*WHAT THE TASK ASKS*: Please reproduce, character for character, the stretch of rows from the start of the rows through the line containing "data-point [458, 590, 466, 598]".

*SUPPLIED MATERIAL*:
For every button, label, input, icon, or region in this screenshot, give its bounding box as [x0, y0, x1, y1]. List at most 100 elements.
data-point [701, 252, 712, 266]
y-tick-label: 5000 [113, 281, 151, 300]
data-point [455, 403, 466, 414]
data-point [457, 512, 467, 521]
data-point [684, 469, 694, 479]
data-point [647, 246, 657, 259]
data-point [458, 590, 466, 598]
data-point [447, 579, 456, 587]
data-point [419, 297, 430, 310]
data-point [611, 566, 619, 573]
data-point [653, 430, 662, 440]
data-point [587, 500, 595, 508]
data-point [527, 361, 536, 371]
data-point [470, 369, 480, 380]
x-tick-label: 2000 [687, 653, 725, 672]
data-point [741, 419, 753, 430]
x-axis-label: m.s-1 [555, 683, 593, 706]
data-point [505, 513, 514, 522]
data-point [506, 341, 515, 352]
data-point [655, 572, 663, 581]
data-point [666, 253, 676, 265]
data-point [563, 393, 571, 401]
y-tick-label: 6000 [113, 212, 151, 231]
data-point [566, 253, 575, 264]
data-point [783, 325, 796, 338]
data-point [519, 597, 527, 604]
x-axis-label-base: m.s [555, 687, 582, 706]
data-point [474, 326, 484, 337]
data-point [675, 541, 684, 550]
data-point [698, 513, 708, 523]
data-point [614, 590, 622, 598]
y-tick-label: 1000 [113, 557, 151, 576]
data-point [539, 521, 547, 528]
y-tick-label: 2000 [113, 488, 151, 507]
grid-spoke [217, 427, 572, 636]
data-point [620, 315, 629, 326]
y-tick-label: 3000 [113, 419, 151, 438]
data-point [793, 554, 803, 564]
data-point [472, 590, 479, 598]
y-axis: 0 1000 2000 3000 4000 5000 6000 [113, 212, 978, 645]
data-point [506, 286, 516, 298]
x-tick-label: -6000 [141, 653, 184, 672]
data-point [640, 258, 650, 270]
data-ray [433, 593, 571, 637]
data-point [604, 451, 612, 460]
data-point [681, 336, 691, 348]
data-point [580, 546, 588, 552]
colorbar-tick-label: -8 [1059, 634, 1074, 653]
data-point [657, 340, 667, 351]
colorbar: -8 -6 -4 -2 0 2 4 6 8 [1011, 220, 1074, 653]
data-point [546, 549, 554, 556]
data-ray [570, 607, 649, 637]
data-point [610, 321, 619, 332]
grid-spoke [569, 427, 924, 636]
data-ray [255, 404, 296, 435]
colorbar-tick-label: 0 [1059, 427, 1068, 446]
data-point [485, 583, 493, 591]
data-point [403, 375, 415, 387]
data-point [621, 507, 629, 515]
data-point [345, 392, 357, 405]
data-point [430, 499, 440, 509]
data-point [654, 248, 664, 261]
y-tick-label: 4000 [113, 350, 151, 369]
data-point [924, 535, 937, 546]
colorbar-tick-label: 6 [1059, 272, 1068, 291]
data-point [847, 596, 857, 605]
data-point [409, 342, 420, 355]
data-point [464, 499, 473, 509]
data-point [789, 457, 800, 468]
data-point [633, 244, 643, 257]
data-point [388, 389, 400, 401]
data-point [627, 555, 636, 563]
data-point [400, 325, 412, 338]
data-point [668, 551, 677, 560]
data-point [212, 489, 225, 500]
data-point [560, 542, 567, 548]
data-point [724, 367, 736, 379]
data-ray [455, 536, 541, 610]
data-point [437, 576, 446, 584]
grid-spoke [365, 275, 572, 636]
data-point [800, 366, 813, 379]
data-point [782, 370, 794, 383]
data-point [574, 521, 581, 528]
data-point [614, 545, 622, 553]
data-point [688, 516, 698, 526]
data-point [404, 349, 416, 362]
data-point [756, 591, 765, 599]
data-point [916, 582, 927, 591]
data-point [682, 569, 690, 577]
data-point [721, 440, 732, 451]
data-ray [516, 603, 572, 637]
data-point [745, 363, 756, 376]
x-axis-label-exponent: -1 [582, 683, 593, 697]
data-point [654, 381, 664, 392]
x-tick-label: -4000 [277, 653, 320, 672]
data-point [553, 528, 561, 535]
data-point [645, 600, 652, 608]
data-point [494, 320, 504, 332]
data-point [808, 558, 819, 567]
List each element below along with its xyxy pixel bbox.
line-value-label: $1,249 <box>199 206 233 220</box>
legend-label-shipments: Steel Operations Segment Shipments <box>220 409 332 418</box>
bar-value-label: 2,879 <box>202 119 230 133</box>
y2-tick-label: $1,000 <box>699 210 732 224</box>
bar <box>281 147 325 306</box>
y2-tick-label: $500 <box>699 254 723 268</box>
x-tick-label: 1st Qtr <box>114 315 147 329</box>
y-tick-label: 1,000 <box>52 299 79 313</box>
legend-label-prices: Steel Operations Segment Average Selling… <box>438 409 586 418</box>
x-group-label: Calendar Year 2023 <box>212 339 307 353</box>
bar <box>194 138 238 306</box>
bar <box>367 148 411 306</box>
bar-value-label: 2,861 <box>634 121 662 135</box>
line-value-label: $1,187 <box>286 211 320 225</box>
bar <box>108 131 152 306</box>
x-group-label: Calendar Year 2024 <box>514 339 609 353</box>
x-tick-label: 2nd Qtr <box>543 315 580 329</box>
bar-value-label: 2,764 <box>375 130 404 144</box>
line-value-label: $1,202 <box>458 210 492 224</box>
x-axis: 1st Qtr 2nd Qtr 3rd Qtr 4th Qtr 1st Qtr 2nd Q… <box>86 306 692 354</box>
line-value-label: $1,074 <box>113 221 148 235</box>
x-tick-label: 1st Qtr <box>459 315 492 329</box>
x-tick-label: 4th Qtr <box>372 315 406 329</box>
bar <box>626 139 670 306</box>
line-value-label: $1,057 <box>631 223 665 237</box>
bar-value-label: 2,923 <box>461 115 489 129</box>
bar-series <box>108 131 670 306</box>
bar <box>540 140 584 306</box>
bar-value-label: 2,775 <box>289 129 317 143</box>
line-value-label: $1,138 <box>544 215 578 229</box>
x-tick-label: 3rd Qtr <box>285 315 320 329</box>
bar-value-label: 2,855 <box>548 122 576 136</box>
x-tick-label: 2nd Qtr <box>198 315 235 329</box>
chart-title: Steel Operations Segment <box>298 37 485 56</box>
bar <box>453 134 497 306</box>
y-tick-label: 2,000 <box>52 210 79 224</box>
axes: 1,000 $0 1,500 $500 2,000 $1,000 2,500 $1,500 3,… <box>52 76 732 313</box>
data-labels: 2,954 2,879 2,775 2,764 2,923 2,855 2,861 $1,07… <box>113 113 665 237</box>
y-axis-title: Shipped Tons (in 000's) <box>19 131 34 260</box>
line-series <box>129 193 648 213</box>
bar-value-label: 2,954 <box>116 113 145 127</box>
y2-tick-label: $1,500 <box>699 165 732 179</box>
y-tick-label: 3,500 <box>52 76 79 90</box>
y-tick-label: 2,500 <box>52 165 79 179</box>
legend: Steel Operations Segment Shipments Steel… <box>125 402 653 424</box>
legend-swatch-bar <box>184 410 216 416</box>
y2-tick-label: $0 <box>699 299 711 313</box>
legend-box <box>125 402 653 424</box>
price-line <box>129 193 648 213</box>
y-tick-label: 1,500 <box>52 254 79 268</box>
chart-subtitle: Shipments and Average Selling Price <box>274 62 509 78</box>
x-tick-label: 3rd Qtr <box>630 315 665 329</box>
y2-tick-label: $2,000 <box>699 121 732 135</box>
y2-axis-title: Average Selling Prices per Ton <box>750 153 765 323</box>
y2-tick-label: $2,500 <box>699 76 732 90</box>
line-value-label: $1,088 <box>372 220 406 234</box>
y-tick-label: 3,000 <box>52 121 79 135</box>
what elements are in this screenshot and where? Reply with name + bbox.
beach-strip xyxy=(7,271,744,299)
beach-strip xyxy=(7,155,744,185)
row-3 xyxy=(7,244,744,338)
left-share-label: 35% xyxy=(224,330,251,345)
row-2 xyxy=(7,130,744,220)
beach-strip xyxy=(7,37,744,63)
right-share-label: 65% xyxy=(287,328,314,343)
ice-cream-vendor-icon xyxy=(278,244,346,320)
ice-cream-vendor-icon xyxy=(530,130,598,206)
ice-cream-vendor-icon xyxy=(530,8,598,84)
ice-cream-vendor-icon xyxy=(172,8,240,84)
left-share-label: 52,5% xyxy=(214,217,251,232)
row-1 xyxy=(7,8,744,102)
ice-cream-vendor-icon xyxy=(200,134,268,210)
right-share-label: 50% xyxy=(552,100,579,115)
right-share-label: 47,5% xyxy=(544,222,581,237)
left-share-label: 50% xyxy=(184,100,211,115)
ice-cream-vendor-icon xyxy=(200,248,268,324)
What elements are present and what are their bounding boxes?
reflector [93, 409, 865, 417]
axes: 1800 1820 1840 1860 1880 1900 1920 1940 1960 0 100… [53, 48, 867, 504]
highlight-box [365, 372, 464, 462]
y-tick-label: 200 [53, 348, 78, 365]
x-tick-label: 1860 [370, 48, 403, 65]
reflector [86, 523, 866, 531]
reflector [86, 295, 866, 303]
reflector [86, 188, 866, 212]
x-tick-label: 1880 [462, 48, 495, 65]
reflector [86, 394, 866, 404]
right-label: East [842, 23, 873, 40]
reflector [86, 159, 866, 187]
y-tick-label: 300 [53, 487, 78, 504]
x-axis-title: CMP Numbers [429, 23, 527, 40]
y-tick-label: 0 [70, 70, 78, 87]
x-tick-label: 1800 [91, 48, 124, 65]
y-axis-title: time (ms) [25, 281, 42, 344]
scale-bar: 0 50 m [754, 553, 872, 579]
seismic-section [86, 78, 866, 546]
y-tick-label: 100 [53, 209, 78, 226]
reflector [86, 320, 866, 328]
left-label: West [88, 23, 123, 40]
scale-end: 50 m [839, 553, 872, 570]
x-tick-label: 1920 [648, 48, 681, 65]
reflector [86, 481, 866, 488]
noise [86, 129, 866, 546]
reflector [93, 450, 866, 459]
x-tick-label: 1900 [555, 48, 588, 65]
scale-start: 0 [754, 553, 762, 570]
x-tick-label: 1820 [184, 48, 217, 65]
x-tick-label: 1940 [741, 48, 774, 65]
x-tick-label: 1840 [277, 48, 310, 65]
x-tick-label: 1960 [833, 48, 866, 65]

*COMPLETED EXERCISE*:
For every button, label, input, icon, or region in this screenshot, give its bounding box as [x0, y0, x1, y1]. List at most 100 elements.
data-point [701, 252, 712, 266]
y-tick-label: 5000 [113, 281, 151, 300]
data-point [455, 403, 466, 414]
data-point [457, 512, 467, 521]
data-point [684, 469, 694, 479]
data-point [647, 246, 657, 259]
data-point [458, 590, 466, 598]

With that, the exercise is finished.